[EXERCISE] Drop every picture, then transcribe the remaining data exactly.

[DATASET RECORDS]
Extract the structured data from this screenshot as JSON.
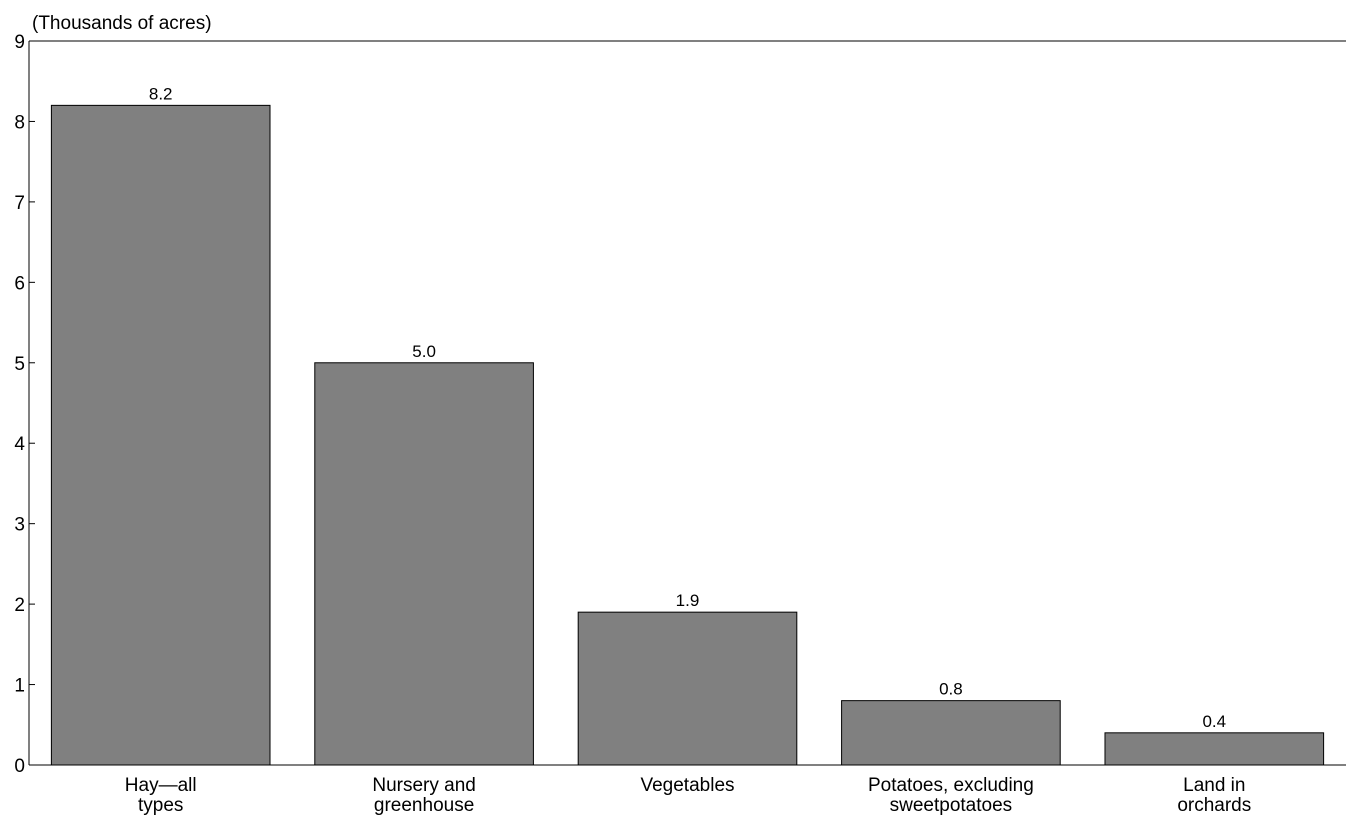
{
  "chart_data": {
    "type": "bar",
    "unit_label": "(Thousands of acres)",
    "categories": [
      [
        "Hay—all",
        "types"
      ],
      [
        "Nursery and",
        "greenhouse"
      ],
      [
        "Vegetables"
      ],
      [
        "Potatoes, excluding",
        "sweetpotatoes"
      ],
      [
        "Land in",
        "orchards"
      ]
    ],
    "values": [
      8.2,
      5.0,
      1.9,
      0.8,
      0.4
    ],
    "value_labels": [
      "8.2",
      "5.0",
      "1.9",
      "0.8",
      "0.4"
    ],
    "yticks": [
      "0",
      "1",
      "2",
      "3",
      "4",
      "5",
      "6",
      "7",
      "8",
      "9"
    ],
    "ylim": [
      0,
      9
    ],
    "bar_color": "#808080",
    "grid": false
  }
}
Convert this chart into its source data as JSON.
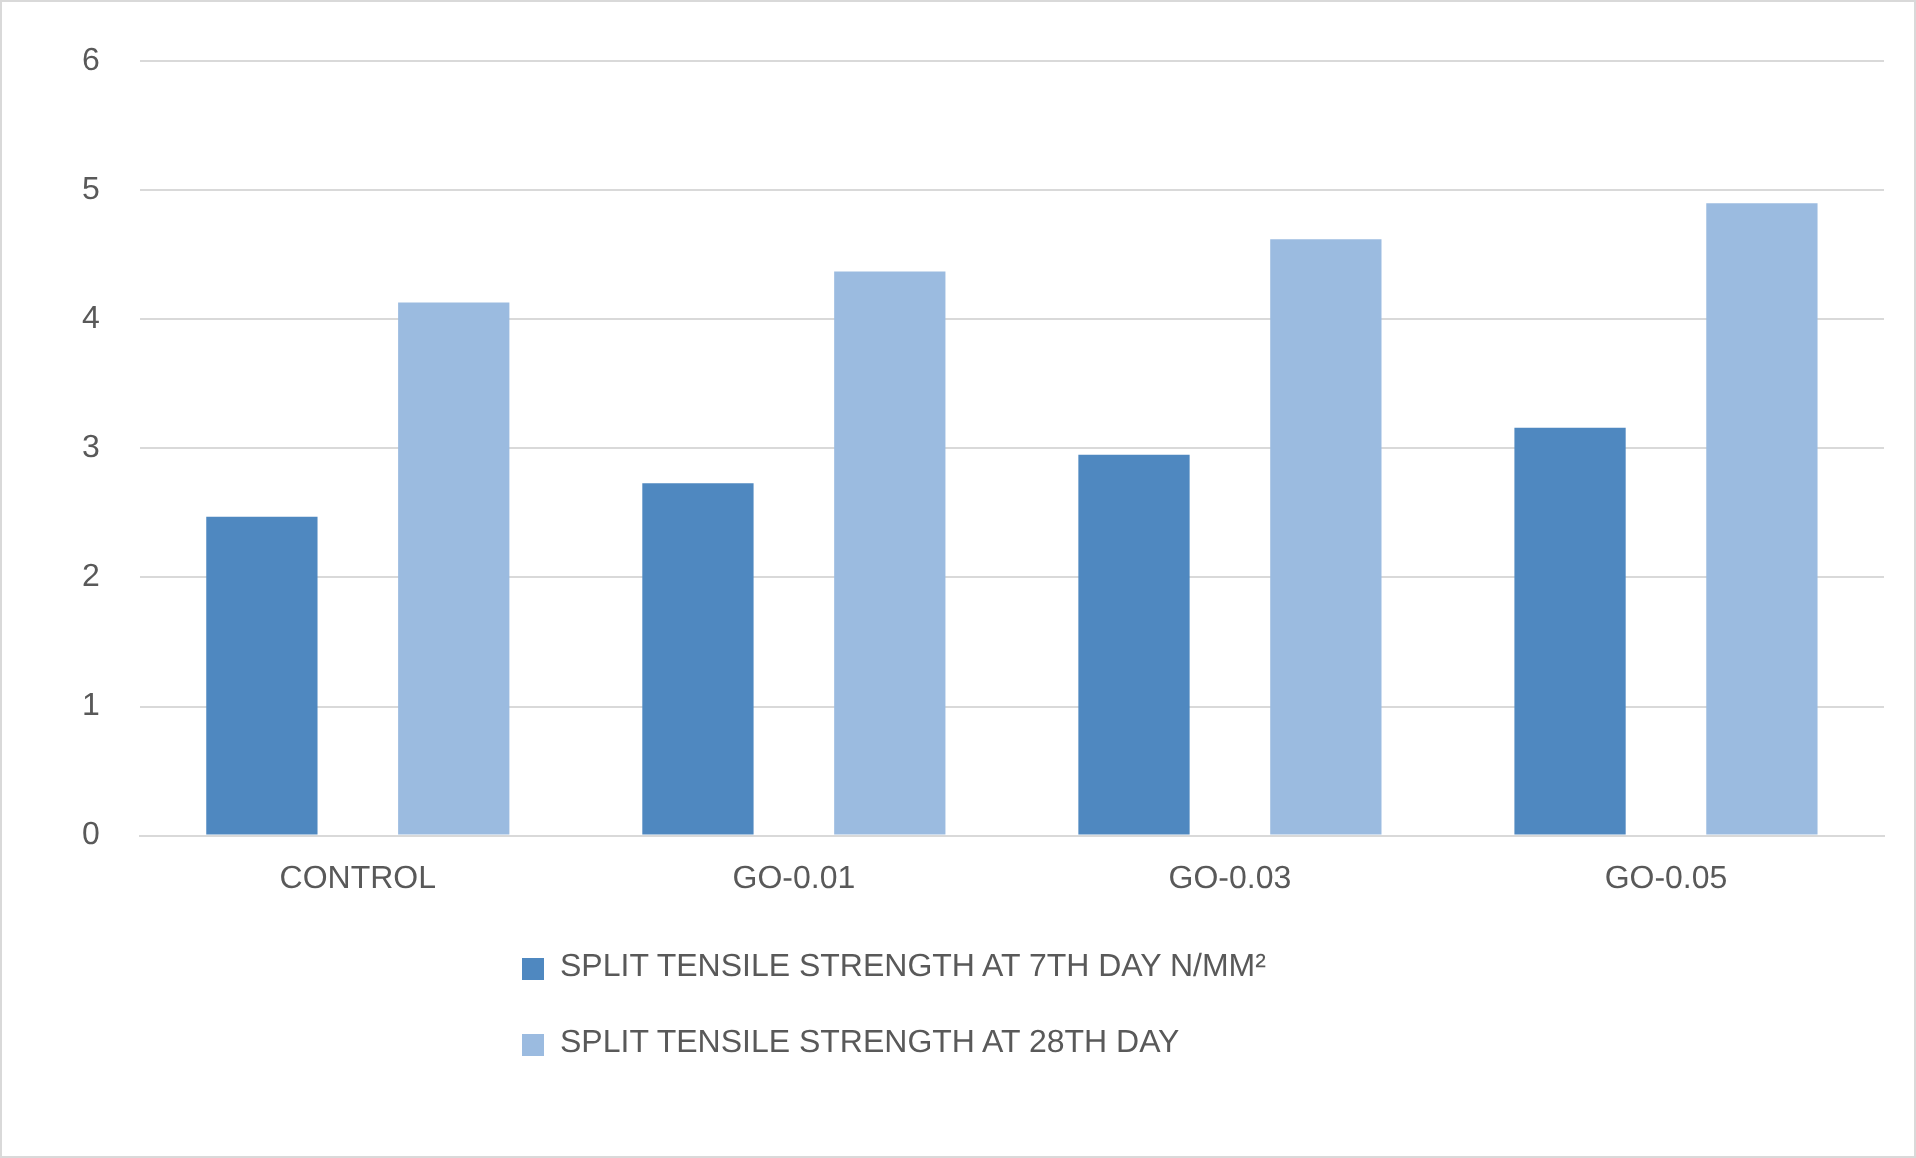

[COMPLETED EXERCISE]
Extract the structured data from this screenshot as JSON.
{
  "chart_data": {
    "type": "bar",
    "unit_label": "(Thousands of acres)",
    "categories": [
      [
        "Hay—all",
        "types"
      ],
      [
        "Nursery and",
        "greenhouse"
      ],
      [
        "Vegetables"
      ],
      [
        "Potatoes, excluding",
        "sweetpotatoes"
      ],
      [
        "Land in",
        "orchards"
      ]
    ],
    "values": [
      8.2,
      5.0,
      1.9,
      0.8,
      0.4
    ],
    "value_labels": [
      "8.2",
      "5.0",
      "1.9",
      "0.8",
      "0.4"
    ],
    "yticks": [
      "0",
      "1",
      "2",
      "3",
      "4",
      "5",
      "6",
      "7",
      "8",
      "9"
    ],
    "ylim": [
      0,
      9
    ],
    "bar_color": "#808080",
    "grid": false
  }
}
Convert this chart into its source data as JSON.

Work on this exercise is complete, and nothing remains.